Collect all lines from the records below that include the word "bore".

Dataset excerpts

•••••

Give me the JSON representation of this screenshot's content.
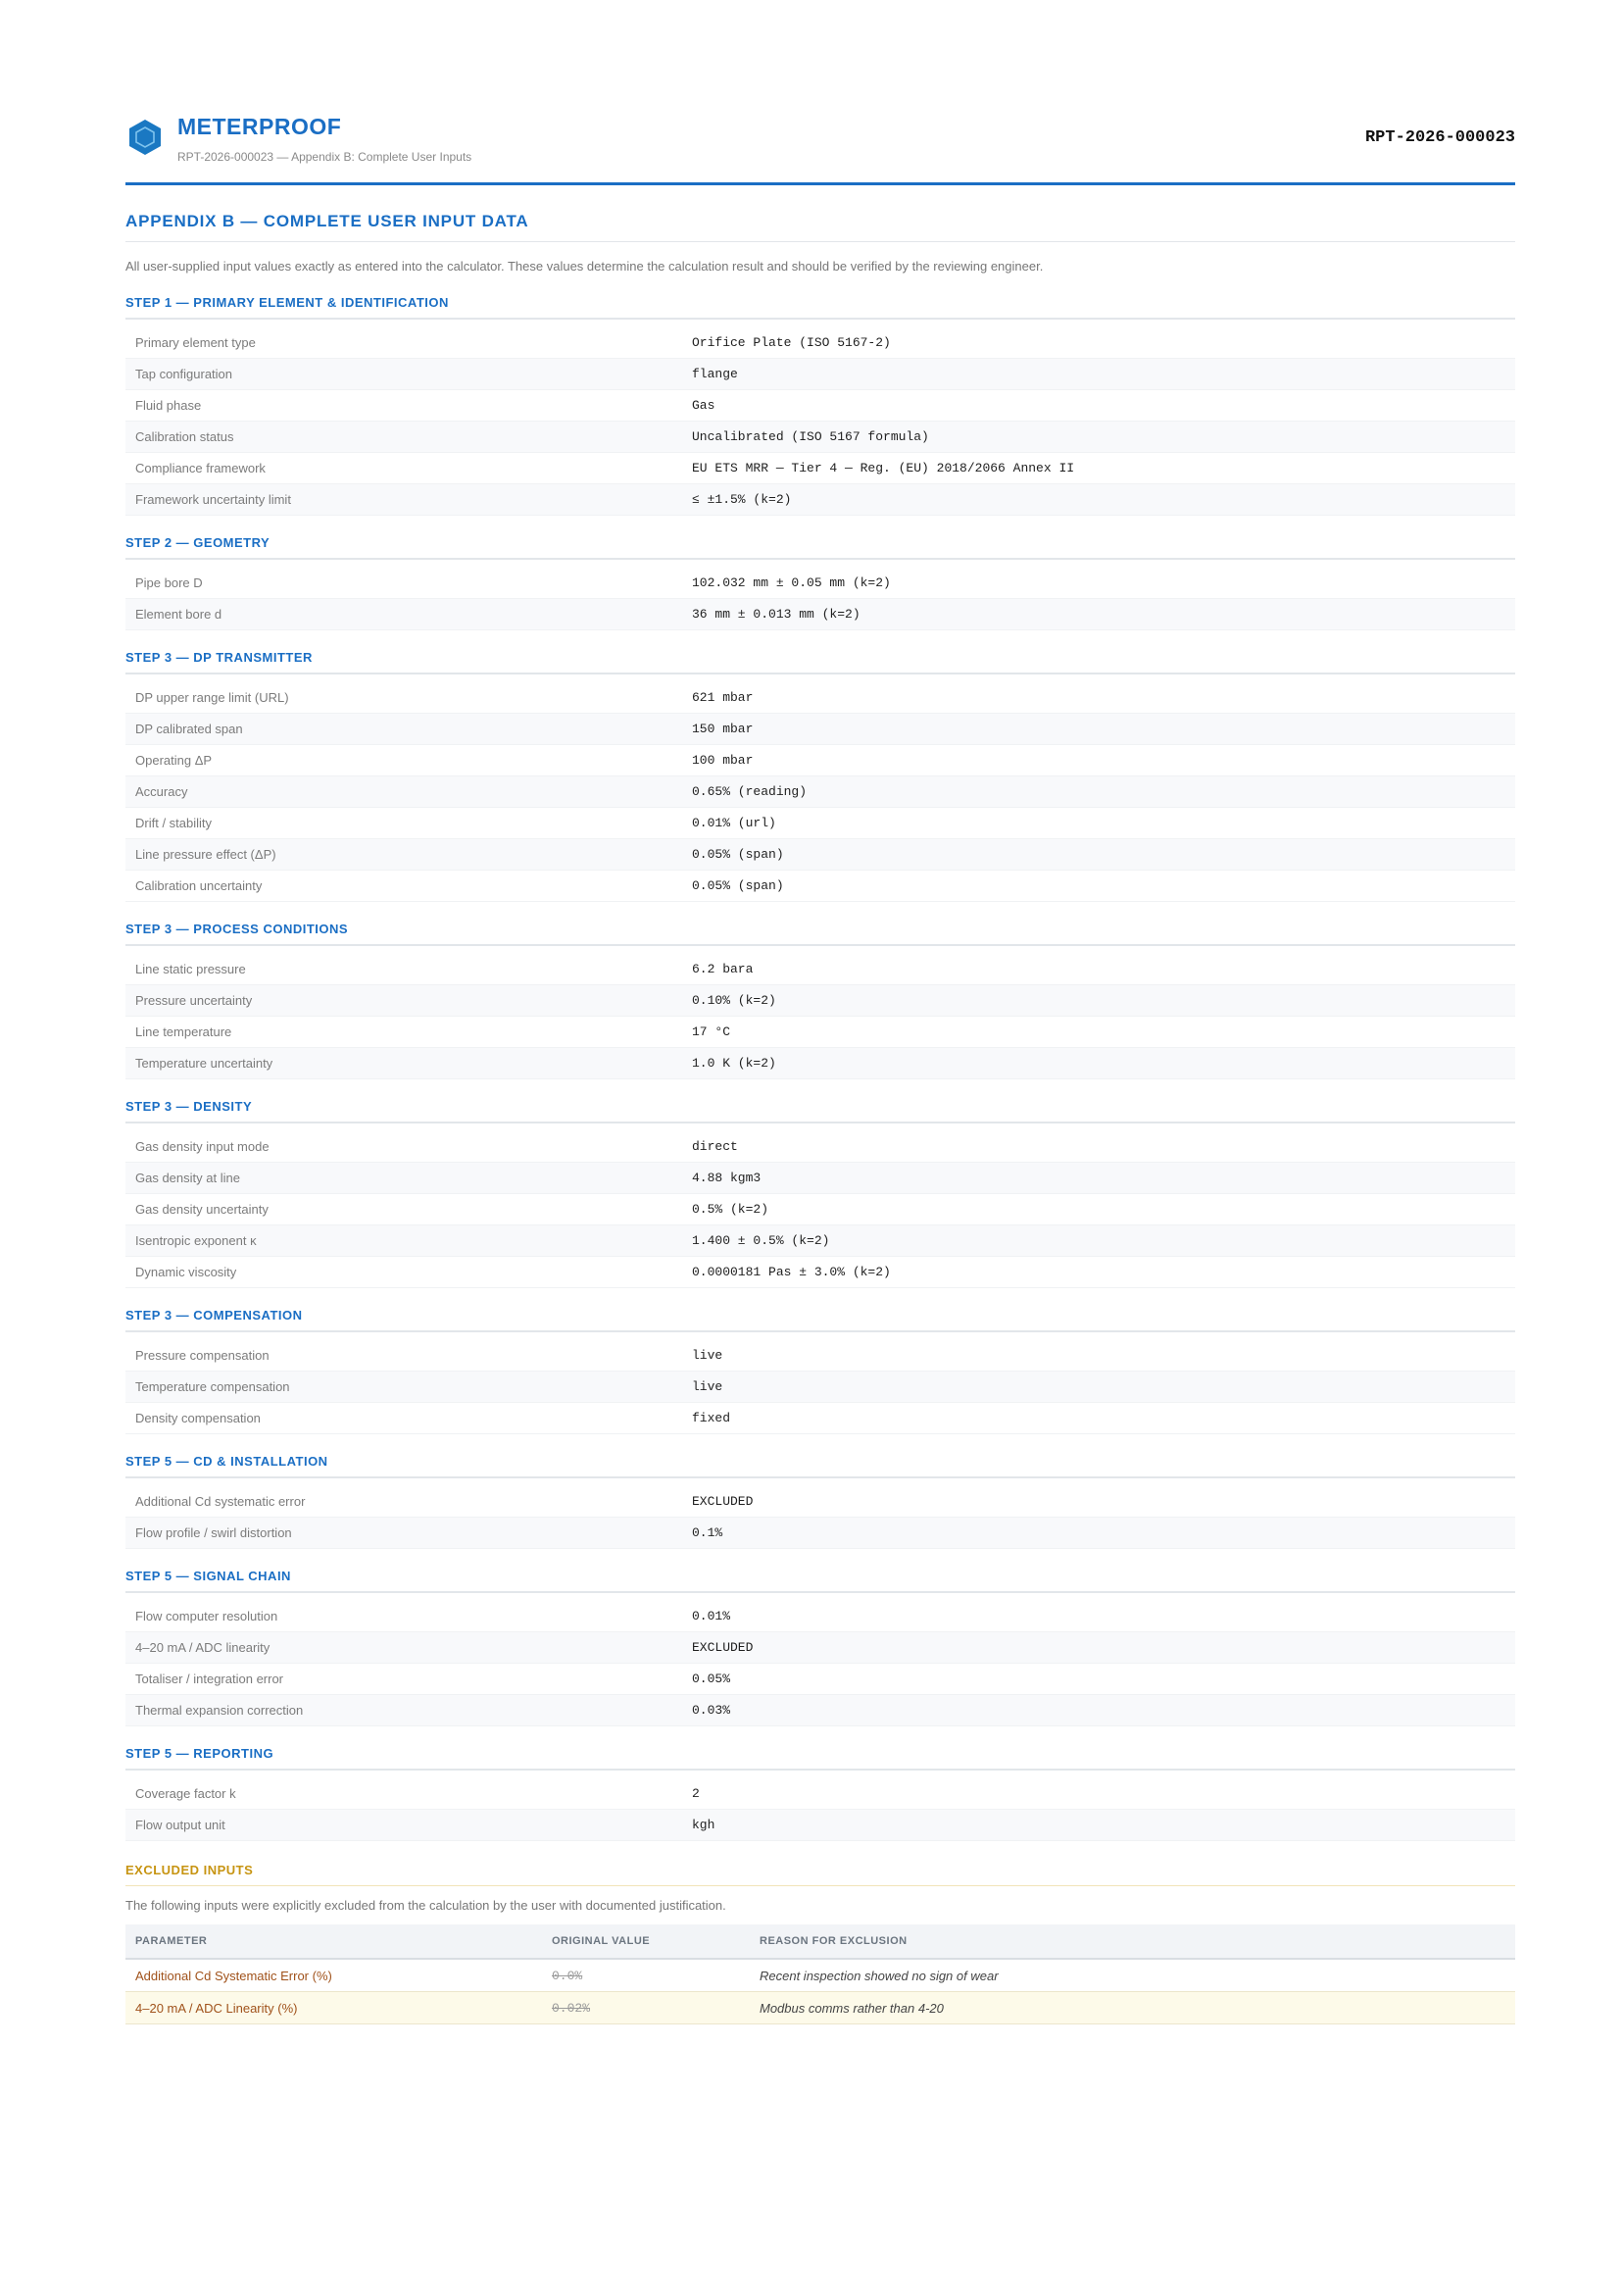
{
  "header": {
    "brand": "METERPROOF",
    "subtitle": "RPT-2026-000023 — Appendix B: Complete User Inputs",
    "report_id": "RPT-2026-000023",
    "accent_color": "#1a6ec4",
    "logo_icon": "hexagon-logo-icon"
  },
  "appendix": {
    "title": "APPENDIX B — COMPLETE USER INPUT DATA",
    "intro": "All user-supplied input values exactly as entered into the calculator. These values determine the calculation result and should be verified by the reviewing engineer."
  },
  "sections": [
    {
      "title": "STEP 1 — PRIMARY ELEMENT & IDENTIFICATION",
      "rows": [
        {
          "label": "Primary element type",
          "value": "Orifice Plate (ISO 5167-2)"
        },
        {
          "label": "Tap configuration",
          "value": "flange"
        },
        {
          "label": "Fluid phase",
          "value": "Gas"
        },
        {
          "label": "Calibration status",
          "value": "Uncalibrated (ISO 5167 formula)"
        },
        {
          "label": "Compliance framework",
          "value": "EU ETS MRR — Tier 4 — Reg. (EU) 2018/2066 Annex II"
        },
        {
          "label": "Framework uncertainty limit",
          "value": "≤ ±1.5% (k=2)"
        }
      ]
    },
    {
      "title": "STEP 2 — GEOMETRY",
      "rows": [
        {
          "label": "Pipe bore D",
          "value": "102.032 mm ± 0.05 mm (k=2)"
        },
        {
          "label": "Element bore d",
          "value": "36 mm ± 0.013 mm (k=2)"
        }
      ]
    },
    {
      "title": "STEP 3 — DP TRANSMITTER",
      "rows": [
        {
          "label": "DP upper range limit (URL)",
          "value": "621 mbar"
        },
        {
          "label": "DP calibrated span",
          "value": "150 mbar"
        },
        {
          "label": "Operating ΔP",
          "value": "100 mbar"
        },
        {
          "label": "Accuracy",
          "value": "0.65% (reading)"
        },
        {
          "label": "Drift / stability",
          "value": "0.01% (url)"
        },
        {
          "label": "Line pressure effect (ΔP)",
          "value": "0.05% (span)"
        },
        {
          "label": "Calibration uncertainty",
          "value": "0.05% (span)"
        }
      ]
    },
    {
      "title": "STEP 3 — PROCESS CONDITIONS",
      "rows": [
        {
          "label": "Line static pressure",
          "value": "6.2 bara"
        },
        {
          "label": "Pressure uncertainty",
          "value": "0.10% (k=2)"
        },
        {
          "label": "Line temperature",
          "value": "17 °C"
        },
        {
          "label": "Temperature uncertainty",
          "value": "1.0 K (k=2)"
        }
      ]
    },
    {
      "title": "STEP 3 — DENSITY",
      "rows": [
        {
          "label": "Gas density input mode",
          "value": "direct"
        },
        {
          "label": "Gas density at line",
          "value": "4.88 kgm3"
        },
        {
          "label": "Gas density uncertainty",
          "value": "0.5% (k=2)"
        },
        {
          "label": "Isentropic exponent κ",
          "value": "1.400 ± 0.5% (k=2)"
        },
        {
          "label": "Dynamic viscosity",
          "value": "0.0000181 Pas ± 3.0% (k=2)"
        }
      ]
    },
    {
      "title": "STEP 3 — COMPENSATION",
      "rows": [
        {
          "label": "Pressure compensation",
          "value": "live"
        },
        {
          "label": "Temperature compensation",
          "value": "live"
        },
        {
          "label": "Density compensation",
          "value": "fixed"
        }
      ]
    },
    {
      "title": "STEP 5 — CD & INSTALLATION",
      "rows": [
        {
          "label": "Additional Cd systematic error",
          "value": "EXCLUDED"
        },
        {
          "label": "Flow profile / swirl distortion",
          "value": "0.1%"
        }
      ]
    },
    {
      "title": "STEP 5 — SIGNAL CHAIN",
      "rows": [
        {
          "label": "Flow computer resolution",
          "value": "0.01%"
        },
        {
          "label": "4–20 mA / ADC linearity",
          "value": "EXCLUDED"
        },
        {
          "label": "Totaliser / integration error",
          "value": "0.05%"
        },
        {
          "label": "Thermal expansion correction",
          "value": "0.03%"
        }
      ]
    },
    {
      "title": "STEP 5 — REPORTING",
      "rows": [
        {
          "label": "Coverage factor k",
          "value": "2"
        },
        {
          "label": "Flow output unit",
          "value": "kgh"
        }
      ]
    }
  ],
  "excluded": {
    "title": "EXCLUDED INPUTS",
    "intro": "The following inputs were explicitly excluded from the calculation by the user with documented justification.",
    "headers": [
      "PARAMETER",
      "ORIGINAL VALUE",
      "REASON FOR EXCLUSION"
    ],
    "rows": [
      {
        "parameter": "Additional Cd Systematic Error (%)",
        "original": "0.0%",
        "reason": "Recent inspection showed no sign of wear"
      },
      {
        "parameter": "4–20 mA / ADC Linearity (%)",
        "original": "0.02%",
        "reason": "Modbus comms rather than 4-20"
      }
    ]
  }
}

•••••

■ EXERCISE RESPONSE
          "label": "Pipe bore D",
          "label": "Element bore d",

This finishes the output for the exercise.